**Your instructions:**
Keep only the lines of the data below that contain "marker", and copy them.

[Excerpt from a dataset]
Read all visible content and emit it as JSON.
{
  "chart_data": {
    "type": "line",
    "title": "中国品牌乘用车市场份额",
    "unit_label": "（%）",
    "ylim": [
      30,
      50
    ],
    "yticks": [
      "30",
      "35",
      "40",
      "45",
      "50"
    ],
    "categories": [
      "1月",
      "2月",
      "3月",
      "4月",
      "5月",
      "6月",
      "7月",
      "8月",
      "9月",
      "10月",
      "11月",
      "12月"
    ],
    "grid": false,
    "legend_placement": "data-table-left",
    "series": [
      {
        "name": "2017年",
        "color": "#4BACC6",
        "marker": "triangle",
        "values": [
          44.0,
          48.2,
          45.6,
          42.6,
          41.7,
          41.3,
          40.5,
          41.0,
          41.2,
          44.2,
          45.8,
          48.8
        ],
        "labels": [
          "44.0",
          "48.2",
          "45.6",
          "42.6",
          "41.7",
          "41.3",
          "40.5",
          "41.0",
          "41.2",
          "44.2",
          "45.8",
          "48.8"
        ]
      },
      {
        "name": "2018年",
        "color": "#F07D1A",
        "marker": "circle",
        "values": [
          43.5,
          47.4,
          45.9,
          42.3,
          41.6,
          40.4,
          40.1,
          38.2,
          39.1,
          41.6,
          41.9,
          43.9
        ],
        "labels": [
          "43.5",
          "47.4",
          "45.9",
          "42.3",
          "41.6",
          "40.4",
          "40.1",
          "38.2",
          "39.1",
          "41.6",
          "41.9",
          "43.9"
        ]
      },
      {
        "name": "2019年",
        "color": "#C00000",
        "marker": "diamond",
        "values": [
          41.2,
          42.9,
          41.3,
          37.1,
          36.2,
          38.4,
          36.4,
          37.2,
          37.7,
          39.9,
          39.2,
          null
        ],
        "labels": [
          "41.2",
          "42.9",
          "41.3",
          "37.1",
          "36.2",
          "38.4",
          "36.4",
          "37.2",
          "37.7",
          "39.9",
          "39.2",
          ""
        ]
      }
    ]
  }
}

**Exercise result:**
        "marker": "triangle",
        "marker": "circle",
        "marker": "diamond",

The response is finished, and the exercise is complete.